TASK TO COMPLETE: Return the material exactly as supplied, apart from the pictures, which are omitted.

::::::

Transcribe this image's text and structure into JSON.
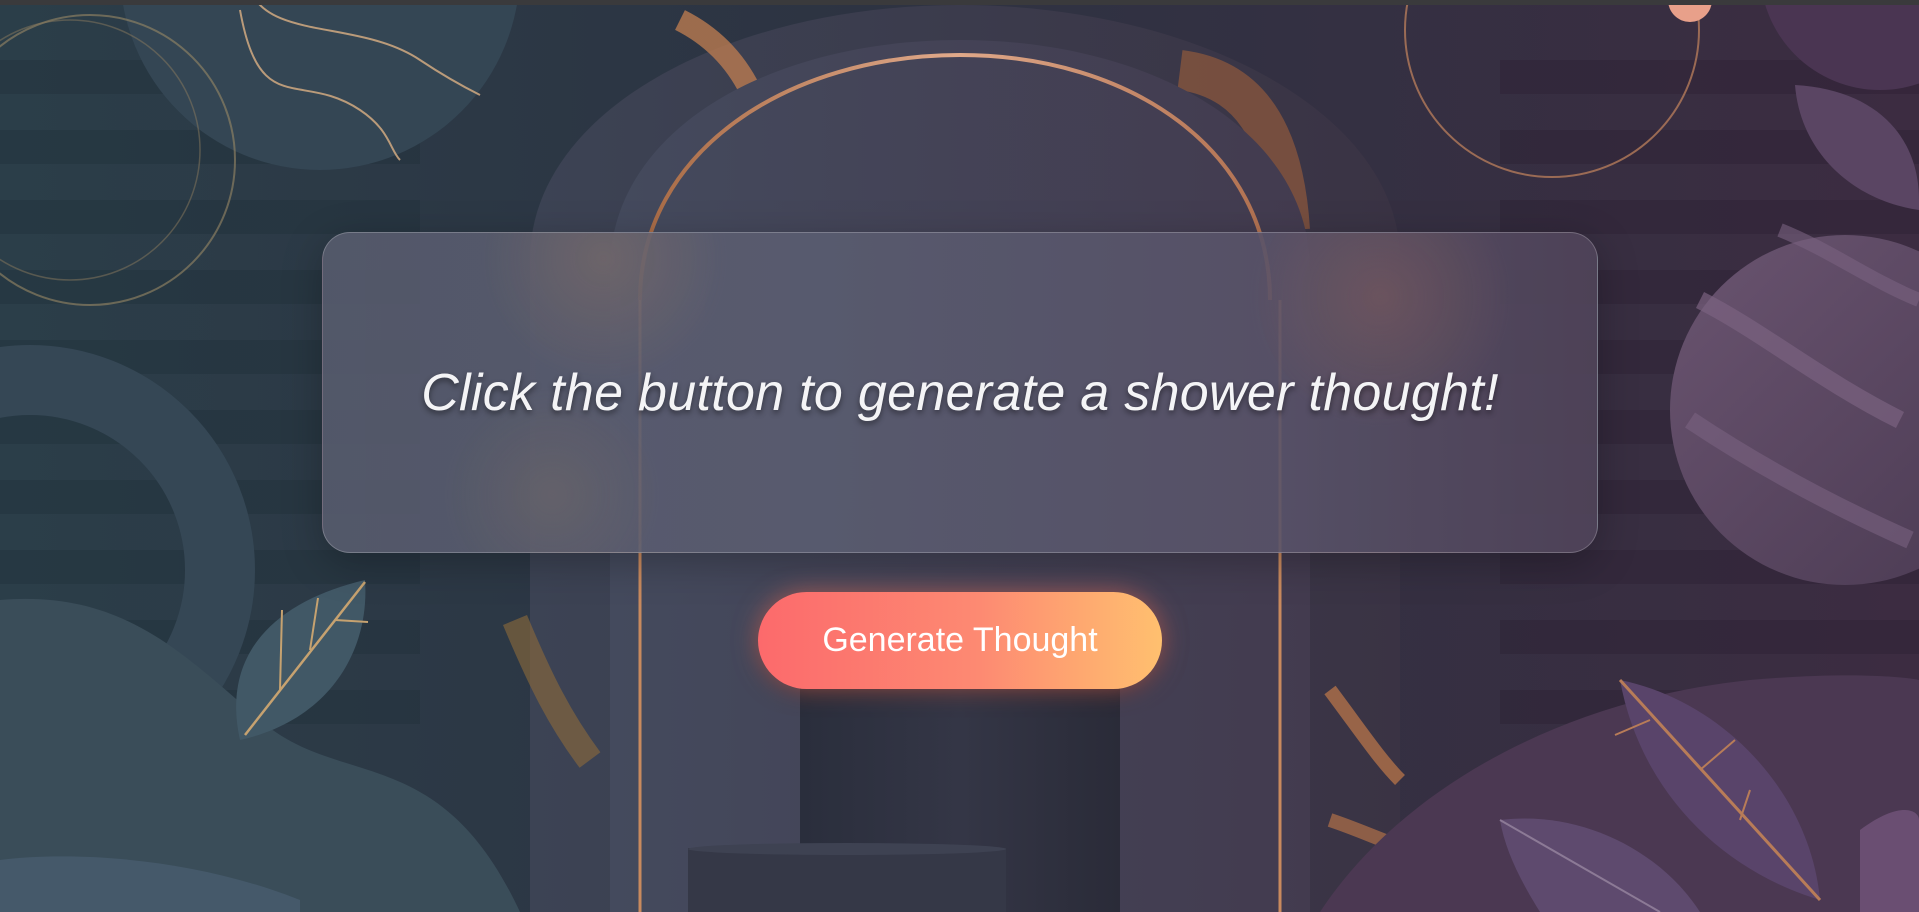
{
  "thought": {
    "text": "Click the button to generate a shower thought!"
  },
  "button": {
    "label": "Generate Thought"
  },
  "colors": {
    "button_gradient_start": "#fc6a6c",
    "button_gradient_end": "#ffc06f",
    "accent_copper": "#c98a5e",
    "background_left": "#2c3e4a",
    "background_right": "#3e2c42"
  }
}
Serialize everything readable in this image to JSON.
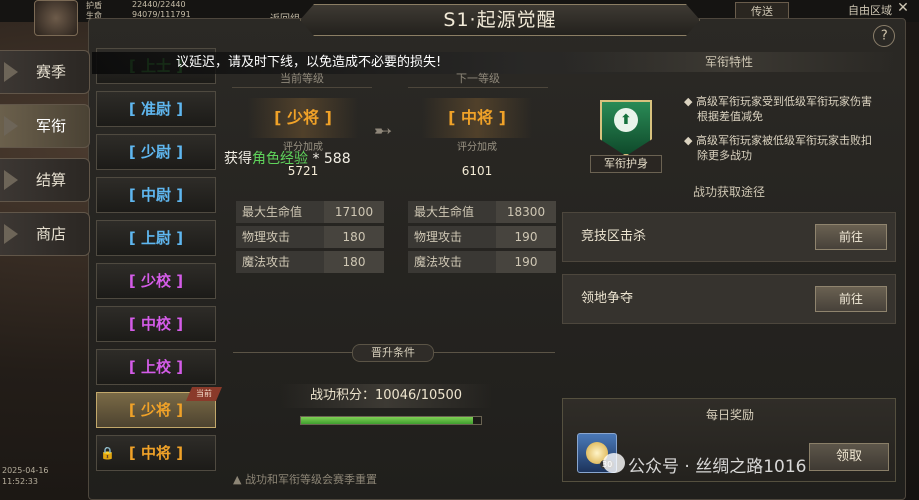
{
  "topbar": {
    "hp_label": "护盾",
    "hp_value": "22440/22440",
    "mp_label": "生命",
    "mp_value": "94079/111791",
    "return_label": "返回组",
    "transfer": "传送",
    "free_zone": "自由区域",
    "close": "✕"
  },
  "sidebar": [
    {
      "label": "赛季",
      "active": false
    },
    {
      "label": "军衔",
      "active": true
    },
    {
      "label": "结算",
      "active": false
    },
    {
      "label": "商店",
      "active": false
    }
  ],
  "title": "S1·起源觉醒",
  "help": "?",
  "marquee": "议延迟，请及时下线，以免造成不必要的损失!",
  "ranks": [
    {
      "label": "[ 上士 ]",
      "color": "#48d64a"
    },
    {
      "label": "[ 准尉 ]",
      "color": "#5fb7f0"
    },
    {
      "label": "[ 少尉 ]",
      "color": "#5fb7f0"
    },
    {
      "label": "[ 中尉 ]",
      "color": "#5fb7f0"
    },
    {
      "label": "[ 上尉 ]",
      "color": "#5fb7f0"
    },
    {
      "label": "[ 少校 ]",
      "color": "#d45ce8"
    },
    {
      "label": "[ 中校 ]",
      "color": "#d45ce8"
    },
    {
      "label": "[ 上校 ]",
      "color": "#d45ce8"
    },
    {
      "label": "[ 少将 ]",
      "color": "#f0a228"
    },
    {
      "label": "[ 中将 ]",
      "color": "#f0a228"
    }
  ],
  "current_badge": "当前",
  "current": {
    "head": "当前等级",
    "rank": "[ 少将 ]",
    "sub": "评分加成",
    "score": "5721"
  },
  "next": {
    "head": "下一等级",
    "rank": "[ 中将 ]",
    "sub": "评分加成",
    "score": "6101"
  },
  "gain": {
    "prefix": "获得",
    "item": "角色经验",
    "suffix": "* 588"
  },
  "stats_current": [
    {
      "k": "最大生命值",
      "v": "17100"
    },
    {
      "k": "物理攻击",
      "v": "180"
    },
    {
      "k": "魔法攻击",
      "v": "180"
    }
  ],
  "stats_next": [
    {
      "k": "最大生命值",
      "v": "18300"
    },
    {
      "k": "物理攻击",
      "v": "190"
    },
    {
      "k": "魔法攻击",
      "v": "190"
    }
  ],
  "promo": {
    "label": "晋升条件",
    "points_text": "战功积分：10046/10500",
    "progress": 0.957
  },
  "note": "▲ 战功和军衔等级会赛季重置",
  "traits": {
    "head": "军衔特性",
    "badge": "军衔护身",
    "lines": [
      "◆ 高级军衔玩家受到低级军衔玩家伤害",
      "根据差值减免",
      "◆ 高级军衔玩家被低级军衔玩家击败扣",
      "除更多战功"
    ]
  },
  "sources": {
    "head": "战功获取途径",
    "items": [
      {
        "label": "竞技区击杀",
        "button": "前往"
      },
      {
        "label": "领地争夺",
        "button": "前往"
      }
    ]
  },
  "daily": {
    "head": "每日奖励",
    "count": "30",
    "claim": "领取"
  },
  "watermark": "公众号 · 丝绸之路1016",
  "clock": {
    "date": "2025-04-16",
    "time": "11:52:33"
  }
}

::::::

REPLY TO THE TASK:
Transcribe this image's text and structure into JSON.
{
  "thought": {
    "text": "Click the button to generate a shower thought!"
  },
  "button": {
    "label": "Generate Thought"
  },
  "colors": {
    "button_gradient_start": "#fc6a6c",
    "button_gradient_end": "#ffc06f",
    "accent_copper": "#c98a5e",
    "background_left": "#2c3e4a",
    "background_right": "#3e2c42"
  }
}
Serialize everything readable in this image to JSON.
{
  "topbar": {
    "hp_label": "护盾",
    "hp_value": "22440/22440",
    "mp_label": "生命",
    "mp_value": "94079/111791",
    "return_label": "返回组",
    "transfer": "传送",
    "free_zone": "自由区域",
    "close": "✕"
  },
  "sidebar": [
    {
      "label": "赛季",
      "active": false
    },
    {
      "label": "军衔",
      "active": true
    },
    {
      "label": "结算",
      "active": false
    },
    {
      "label": "商店",
      "active": false
    }
  ],
  "title": "S1·起源觉醒",
  "help": "?",
  "marquee": "议延迟，请及时下线，以免造成不必要的损失!",
  "ranks": [
    {
      "label": "[ 上士 ]",
      "color": "#48d64a"
    },
    {
      "label": "[ 准尉 ]",
      "color": "#5fb7f0"
    },
    {
      "label": "[ 少尉 ]",
      "color": "#5fb7f0"
    },
    {
      "label": "[ 中尉 ]",
      "color": "#5fb7f0"
    },
    {
      "label": "[ 上尉 ]",
      "color": "#5fb7f0"
    },
    {
      "label": "[ 少校 ]",
      "color": "#d45ce8"
    },
    {
      "label": "[ 中校 ]",
      "color": "#d45ce8"
    },
    {
      "label": "[ 上校 ]",
      "color": "#d45ce8"
    },
    {
      "label": "[ 少将 ]",
      "color": "#f0a228"
    },
    {
      "label": "[ 中将 ]",
      "color": "#f0a228"
    }
  ],
  "current_badge": "当前",
  "current": {
    "head": "当前等级",
    "rank": "[ 少将 ]",
    "sub": "评分加成",
    "score": "5721"
  },
  "next": {
    "head": "下一等级",
    "rank": "[ 中将 ]",
    "sub": "评分加成",
    "score": "6101"
  },
  "gain": {
    "prefix": "获得",
    "item": "角色经验",
    "suffix": "* 588"
  },
  "stats_current": [
    {
      "k": "最大生命值",
      "v": "17100"
    },
    {
      "k": "物理攻击",
      "v": "180"
    },
    {
      "k": "魔法攻击",
      "v": "180"
    }
  ],
  "stats_next": [
    {
      "k": "最大生命值",
      "v": "18300"
    },
    {
      "k": "物理攻击",
      "v": "190"
    },
    {
      "k": "魔法攻击",
      "v": "190"
    }
  ],
  "promo": {
    "label": "晋升条件",
    "points_text": "战功积分：10046/10500",
    "progress": 0.957
  },
  "note": "▲ 战功和军衔等级会赛季重置",
  "traits": {
    "head": "军衔特性",
    "badge": "军衔护身",
    "lines": [
      "◆ 高级军衔玩家受到低级军衔玩家伤害",
      "根据差值减免",
      "◆ 高级军衔玩家被低级军衔玩家击败扣",
      "除更多战功"
    ]
  },
  "sources": {
    "head": "战功获取途径",
    "items": [
      {
        "label": "竞技区击杀",
        "button": "前往"
      },
      {
        "label": "领地争夺",
        "button": "前往"
      }
    ]
  },
  "daily": {
    "head": "每日奖励",
    "count": "30",
    "claim": "领取"
  },
  "watermark": "公众号 · 丝绸之路1016",
  "clock": {
    "date": "2025-04-16",
    "time": "11:52:33"
  }
}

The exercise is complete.